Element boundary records
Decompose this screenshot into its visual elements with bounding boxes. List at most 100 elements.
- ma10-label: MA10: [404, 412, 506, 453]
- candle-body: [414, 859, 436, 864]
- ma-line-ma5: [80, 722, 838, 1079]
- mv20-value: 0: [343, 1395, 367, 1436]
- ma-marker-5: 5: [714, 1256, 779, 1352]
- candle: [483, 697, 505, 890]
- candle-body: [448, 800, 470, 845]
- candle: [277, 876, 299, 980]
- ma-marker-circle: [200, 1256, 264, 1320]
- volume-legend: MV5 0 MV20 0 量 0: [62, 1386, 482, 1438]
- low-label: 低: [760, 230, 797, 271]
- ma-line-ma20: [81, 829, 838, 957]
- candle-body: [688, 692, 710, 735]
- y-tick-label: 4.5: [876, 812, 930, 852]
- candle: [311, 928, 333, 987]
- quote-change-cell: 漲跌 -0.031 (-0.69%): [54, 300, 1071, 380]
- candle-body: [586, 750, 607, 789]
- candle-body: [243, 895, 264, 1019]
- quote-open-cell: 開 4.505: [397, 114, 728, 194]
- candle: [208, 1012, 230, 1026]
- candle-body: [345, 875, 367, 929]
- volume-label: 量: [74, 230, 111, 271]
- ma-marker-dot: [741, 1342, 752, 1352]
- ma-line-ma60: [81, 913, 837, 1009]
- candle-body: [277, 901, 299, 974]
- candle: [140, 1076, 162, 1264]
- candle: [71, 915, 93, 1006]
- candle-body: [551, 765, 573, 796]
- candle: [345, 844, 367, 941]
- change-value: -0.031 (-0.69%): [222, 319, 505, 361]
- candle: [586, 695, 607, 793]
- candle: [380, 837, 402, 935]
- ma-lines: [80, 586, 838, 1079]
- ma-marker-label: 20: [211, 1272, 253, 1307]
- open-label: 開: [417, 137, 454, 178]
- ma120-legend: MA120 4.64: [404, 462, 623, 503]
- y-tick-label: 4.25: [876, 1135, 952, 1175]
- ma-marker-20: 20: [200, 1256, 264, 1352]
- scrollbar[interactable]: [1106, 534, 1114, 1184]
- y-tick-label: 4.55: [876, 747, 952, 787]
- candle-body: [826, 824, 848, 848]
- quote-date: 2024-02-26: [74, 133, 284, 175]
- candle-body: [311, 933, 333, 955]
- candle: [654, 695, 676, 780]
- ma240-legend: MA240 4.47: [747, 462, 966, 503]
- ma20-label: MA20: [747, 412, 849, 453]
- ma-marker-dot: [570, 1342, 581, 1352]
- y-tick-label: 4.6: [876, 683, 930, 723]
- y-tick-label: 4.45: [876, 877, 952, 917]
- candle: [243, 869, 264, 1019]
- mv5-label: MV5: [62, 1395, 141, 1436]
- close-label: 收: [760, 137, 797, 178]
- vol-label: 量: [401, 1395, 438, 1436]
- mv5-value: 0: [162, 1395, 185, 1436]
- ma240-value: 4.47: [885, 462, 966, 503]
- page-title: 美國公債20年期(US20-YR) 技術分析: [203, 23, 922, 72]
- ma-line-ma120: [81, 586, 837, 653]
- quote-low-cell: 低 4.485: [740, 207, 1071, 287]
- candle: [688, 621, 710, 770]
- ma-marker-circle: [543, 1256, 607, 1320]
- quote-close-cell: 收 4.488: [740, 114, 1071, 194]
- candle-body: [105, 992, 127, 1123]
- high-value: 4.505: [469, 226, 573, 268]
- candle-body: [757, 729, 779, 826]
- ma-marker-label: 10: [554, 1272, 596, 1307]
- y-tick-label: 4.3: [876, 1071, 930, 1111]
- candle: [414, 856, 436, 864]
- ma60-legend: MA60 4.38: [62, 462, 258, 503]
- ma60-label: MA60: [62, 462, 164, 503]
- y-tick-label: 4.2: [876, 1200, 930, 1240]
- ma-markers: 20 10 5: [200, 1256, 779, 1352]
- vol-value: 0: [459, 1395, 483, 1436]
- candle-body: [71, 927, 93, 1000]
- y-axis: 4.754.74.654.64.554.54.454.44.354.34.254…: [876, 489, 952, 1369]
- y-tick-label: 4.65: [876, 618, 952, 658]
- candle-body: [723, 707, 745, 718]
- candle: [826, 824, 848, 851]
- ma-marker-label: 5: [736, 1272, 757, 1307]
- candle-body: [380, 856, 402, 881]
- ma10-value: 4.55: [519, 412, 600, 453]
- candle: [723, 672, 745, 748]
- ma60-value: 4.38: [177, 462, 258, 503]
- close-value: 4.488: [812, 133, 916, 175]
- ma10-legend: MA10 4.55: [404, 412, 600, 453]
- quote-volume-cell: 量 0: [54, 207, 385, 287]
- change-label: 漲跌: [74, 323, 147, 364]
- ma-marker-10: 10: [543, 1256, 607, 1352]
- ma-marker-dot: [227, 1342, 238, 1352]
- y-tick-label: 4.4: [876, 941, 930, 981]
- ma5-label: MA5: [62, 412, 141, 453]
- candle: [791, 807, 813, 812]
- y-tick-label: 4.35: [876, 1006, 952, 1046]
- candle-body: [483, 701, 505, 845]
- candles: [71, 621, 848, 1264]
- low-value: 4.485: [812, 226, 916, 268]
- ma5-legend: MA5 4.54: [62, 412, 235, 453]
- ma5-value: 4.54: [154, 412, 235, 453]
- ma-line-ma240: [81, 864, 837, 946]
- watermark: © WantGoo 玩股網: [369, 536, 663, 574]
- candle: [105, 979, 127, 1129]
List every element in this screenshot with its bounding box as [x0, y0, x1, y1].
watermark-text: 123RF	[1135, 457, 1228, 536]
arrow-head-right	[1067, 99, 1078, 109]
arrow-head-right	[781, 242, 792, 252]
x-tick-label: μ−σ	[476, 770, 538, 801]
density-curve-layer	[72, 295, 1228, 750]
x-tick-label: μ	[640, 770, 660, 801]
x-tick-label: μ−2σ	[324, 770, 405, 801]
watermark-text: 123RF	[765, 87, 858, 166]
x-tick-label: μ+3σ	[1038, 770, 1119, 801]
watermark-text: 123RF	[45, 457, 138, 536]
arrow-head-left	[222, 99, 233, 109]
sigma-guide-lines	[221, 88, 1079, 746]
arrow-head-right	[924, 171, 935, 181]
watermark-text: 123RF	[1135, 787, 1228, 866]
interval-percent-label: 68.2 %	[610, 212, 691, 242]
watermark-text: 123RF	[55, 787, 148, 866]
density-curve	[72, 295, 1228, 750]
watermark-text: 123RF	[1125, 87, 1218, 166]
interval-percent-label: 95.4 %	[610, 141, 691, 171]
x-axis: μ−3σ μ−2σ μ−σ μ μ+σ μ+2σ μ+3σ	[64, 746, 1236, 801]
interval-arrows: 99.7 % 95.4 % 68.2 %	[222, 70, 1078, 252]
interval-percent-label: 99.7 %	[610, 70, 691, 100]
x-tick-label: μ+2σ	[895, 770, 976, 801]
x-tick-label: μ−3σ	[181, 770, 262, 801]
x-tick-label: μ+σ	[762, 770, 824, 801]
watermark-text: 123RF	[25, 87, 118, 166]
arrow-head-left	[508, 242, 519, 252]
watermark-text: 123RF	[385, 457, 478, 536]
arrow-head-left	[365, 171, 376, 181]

## INSTRUCTION:
Pull out every line of the material above that contains the string "legend", and copy each one in full. Treat uppercase and lowercase letters as different.

## RESPONSE TO THE EXERCISE:
- volume-legend: MV5 0 MV20 0 量 0: [62, 1386, 482, 1438]
- ma120-legend: MA120 4.64: [404, 462, 623, 503]
- ma240-legend: MA240 4.47: [747, 462, 966, 503]
- ma60-legend: MA60 4.38: [62, 462, 258, 503]
- ma10-legend: MA10 4.55: [404, 412, 600, 453]
- ma5-legend: MA5 4.54: [62, 412, 235, 453]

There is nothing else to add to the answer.